## Task to complete
Select every line below containing the word "nord".

** START Material provided **

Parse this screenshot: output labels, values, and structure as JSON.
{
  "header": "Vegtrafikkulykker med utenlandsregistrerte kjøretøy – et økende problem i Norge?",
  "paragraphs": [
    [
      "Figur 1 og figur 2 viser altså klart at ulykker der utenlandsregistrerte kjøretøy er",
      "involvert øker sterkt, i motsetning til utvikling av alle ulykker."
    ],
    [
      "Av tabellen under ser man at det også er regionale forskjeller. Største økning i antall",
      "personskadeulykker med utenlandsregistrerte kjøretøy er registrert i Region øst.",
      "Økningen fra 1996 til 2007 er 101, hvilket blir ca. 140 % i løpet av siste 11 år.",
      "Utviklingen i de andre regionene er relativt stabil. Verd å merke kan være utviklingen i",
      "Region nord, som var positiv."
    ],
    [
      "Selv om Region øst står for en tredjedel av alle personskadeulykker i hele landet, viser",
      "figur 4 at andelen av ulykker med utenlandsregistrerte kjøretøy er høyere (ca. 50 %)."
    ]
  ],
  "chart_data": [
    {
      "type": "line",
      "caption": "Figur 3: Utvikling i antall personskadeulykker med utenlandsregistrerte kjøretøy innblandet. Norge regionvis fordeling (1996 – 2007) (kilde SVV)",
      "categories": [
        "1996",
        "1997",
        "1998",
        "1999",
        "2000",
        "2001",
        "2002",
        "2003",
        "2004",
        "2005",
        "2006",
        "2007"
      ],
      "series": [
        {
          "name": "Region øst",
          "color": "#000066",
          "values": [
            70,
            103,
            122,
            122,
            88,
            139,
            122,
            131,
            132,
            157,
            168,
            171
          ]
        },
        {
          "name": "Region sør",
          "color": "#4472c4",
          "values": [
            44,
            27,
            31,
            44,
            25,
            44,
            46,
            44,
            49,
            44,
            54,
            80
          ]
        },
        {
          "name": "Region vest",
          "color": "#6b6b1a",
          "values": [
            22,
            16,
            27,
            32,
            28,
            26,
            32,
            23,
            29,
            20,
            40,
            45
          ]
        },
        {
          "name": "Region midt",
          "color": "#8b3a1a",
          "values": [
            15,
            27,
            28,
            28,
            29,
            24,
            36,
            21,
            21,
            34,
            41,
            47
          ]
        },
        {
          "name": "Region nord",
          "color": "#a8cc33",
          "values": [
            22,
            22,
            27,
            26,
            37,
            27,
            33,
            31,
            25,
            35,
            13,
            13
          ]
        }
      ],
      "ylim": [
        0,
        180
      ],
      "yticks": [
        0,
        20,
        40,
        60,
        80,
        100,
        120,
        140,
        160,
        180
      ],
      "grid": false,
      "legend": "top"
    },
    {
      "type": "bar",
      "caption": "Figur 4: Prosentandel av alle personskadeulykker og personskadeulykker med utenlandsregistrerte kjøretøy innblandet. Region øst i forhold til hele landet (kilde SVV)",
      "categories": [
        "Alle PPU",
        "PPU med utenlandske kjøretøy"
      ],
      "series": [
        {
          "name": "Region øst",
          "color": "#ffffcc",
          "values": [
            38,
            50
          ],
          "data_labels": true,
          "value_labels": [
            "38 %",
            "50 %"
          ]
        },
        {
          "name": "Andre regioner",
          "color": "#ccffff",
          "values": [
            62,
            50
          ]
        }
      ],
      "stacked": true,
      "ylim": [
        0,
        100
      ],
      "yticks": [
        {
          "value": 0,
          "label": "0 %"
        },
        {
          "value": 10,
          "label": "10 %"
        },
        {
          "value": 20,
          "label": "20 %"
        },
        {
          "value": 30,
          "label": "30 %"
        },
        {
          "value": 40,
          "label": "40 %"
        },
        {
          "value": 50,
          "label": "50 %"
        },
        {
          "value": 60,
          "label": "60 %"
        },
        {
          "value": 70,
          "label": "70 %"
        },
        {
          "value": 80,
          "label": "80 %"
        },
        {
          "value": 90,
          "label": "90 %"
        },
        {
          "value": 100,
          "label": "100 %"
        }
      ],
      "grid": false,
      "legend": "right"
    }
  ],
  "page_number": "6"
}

** END Material provided **

## Task output
      "Region nord, som var positiv."
          "name": "Region nord",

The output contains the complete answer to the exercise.